Go through the records below line by line. Count the lines with "control" and give the count alone.

═══ AVAILABLE RECORDS

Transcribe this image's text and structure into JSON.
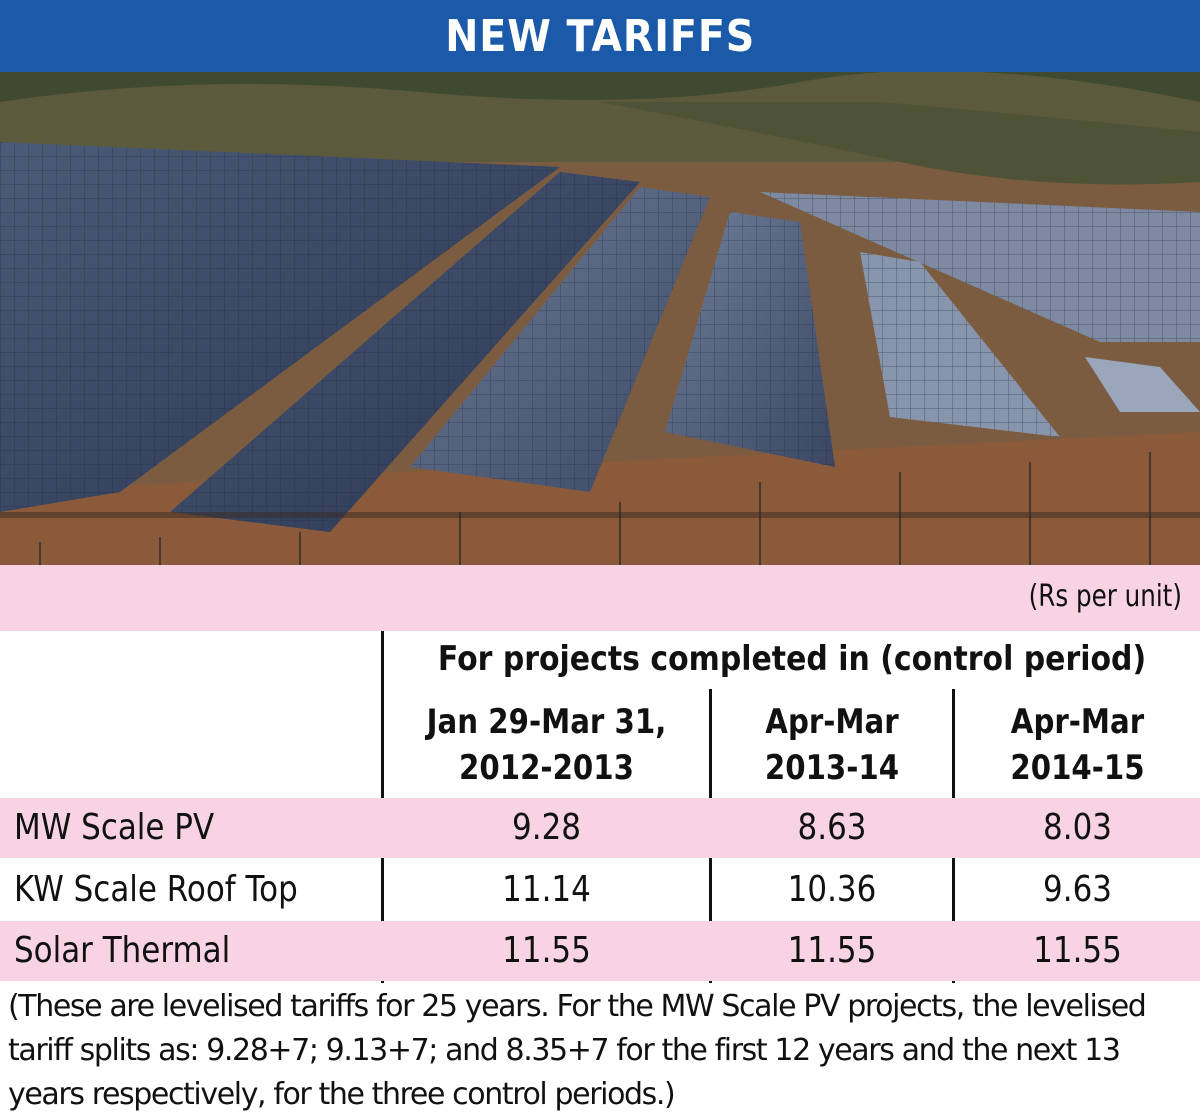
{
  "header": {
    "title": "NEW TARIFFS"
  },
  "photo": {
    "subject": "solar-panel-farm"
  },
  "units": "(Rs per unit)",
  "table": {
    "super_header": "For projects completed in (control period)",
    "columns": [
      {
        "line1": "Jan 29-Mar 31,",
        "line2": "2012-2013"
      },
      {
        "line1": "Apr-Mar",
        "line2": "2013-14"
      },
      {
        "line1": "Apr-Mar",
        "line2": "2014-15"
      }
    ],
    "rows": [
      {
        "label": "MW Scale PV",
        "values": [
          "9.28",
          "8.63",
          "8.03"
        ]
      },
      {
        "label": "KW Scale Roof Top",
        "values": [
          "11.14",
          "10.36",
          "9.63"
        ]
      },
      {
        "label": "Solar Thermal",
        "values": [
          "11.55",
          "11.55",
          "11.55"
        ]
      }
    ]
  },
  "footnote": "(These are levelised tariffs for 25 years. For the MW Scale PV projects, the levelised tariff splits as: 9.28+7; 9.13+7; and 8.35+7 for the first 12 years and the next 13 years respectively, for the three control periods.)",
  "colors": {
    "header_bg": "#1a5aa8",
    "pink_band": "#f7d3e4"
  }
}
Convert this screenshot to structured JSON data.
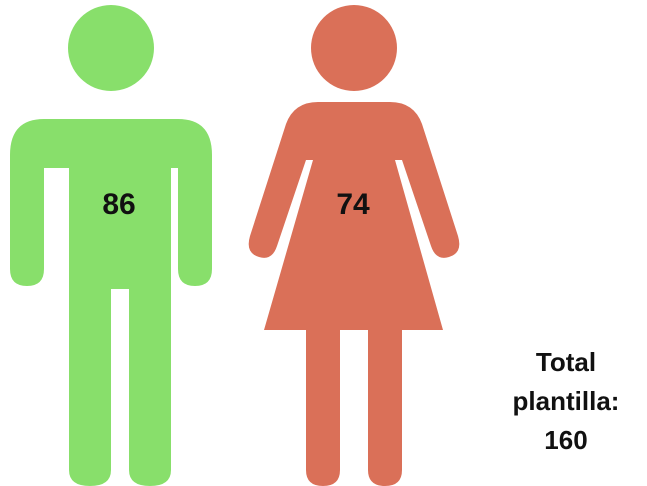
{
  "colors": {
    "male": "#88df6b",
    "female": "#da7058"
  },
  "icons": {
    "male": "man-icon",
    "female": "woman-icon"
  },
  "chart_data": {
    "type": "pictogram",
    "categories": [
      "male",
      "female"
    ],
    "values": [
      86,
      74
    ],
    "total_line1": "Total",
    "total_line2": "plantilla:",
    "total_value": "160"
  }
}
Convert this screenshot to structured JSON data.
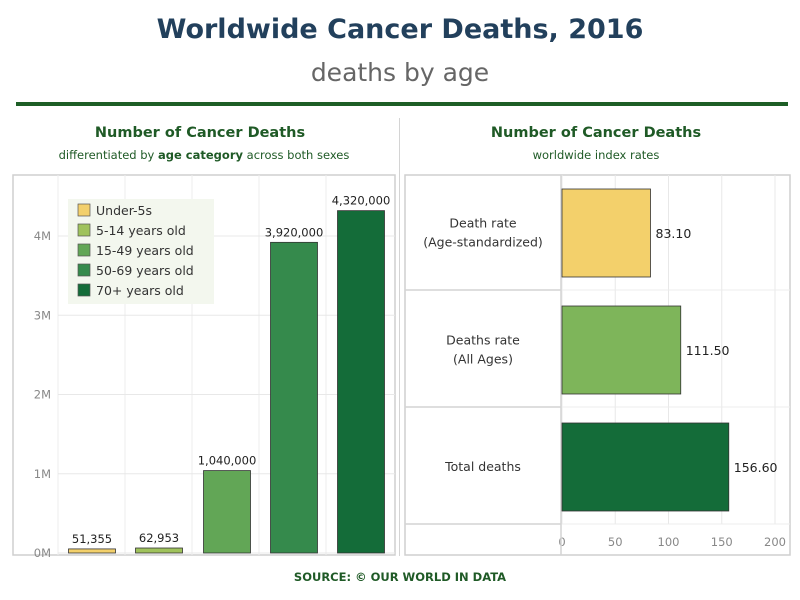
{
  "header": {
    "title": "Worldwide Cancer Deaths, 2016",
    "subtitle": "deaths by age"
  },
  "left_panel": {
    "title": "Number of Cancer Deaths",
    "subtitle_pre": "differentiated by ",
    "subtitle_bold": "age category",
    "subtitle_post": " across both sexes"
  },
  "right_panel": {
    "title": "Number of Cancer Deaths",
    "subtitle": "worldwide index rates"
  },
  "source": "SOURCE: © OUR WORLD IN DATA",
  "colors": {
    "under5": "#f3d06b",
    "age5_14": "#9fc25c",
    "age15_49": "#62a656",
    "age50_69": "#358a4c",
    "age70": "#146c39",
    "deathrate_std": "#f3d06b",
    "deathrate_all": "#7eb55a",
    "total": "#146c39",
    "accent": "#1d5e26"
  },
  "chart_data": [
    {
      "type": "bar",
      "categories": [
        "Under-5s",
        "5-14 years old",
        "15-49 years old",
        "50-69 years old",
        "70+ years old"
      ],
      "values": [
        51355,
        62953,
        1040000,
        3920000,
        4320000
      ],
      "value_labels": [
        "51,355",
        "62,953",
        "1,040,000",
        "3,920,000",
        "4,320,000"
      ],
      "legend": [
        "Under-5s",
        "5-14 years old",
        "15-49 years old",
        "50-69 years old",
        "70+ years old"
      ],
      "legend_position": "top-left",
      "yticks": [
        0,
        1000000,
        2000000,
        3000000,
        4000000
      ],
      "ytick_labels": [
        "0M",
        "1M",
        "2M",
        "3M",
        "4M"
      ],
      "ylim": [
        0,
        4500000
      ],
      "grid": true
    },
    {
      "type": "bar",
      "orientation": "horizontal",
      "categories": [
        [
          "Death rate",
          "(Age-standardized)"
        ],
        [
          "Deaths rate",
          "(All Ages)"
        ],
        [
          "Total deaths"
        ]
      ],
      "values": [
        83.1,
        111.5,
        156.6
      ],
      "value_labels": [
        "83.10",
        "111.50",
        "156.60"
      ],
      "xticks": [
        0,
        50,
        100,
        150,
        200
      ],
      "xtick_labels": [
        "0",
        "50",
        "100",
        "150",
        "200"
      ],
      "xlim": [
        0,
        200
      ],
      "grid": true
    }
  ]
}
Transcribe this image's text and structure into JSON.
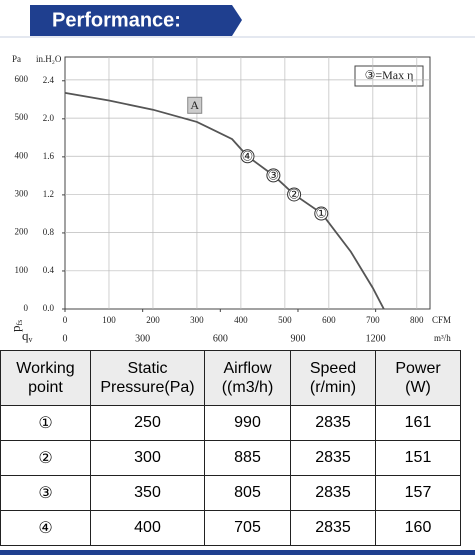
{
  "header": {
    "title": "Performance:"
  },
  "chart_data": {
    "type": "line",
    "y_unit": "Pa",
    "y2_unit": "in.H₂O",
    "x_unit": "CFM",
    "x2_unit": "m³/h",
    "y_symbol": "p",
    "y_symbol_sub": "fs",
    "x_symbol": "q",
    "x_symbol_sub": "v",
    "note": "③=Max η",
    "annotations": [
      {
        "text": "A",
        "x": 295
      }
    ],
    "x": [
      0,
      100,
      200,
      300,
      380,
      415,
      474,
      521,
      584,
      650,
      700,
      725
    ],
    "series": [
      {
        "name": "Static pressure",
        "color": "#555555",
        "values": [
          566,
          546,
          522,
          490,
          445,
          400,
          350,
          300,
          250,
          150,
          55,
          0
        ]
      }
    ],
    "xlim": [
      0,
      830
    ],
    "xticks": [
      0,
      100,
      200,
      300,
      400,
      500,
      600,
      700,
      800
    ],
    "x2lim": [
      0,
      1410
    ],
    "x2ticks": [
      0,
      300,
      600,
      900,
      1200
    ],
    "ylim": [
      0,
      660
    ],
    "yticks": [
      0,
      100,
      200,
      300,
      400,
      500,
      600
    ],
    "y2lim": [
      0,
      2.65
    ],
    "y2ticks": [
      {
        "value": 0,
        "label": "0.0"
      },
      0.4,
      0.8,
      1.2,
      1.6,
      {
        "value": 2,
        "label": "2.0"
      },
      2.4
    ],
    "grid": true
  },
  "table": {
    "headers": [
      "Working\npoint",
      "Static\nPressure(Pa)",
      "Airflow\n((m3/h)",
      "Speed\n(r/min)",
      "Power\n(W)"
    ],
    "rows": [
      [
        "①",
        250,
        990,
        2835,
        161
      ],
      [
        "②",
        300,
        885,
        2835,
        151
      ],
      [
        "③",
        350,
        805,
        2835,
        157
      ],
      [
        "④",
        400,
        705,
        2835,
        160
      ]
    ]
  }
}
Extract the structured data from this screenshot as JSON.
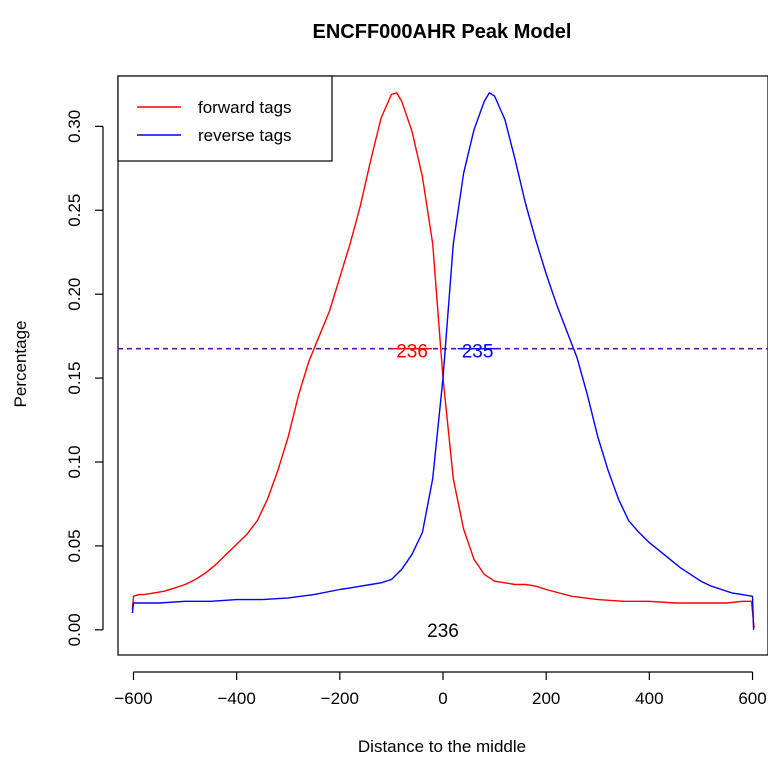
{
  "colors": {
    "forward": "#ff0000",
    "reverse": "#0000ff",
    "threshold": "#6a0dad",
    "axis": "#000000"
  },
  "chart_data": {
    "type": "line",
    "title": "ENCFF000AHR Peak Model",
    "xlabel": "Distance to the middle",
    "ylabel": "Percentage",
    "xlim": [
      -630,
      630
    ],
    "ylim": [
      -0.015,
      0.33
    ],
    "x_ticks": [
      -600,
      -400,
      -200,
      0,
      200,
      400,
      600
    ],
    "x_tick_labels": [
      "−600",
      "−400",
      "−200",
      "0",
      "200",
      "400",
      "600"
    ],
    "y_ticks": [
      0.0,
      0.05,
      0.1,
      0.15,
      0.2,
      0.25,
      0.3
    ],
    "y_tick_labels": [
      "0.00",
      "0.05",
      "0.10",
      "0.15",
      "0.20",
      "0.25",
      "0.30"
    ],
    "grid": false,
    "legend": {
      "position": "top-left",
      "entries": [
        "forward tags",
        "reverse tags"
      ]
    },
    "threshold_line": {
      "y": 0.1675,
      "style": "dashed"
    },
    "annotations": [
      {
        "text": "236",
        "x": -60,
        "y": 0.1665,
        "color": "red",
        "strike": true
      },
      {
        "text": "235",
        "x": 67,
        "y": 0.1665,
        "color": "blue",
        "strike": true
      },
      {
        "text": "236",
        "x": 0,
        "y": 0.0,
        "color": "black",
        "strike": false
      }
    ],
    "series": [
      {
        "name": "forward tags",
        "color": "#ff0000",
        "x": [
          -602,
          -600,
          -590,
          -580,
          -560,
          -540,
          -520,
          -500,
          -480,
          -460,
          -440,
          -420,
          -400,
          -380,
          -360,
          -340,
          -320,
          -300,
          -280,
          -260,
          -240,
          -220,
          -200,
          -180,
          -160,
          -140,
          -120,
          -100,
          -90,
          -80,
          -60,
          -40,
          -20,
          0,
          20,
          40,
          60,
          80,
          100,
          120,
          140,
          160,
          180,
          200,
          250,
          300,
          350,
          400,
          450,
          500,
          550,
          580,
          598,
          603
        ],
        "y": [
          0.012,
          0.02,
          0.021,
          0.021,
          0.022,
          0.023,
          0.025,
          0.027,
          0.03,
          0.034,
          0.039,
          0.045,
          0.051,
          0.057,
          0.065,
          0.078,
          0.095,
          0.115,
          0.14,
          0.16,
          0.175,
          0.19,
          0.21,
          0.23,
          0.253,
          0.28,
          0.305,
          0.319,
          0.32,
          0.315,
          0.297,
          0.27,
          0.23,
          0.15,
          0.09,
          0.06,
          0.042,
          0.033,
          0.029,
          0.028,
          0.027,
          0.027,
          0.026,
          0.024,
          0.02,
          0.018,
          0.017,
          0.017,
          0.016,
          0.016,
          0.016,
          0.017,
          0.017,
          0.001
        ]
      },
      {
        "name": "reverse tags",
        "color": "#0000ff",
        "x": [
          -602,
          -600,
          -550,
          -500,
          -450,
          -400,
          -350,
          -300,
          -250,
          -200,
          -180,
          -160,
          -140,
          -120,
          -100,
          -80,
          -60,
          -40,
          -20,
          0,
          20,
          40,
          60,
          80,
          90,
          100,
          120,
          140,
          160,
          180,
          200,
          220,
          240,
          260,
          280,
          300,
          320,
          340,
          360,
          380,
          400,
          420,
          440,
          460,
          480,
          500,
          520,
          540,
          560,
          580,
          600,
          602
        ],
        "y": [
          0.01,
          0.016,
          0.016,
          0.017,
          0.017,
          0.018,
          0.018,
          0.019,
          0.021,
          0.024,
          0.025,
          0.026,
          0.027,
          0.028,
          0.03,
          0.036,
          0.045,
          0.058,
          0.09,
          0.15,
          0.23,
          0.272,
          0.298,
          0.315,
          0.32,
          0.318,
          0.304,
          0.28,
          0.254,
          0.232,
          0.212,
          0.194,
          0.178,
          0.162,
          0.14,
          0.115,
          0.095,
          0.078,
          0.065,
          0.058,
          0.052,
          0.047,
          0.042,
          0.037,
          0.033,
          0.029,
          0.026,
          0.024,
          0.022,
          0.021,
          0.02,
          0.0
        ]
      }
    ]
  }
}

══════

#### ANSWER IN FULL
2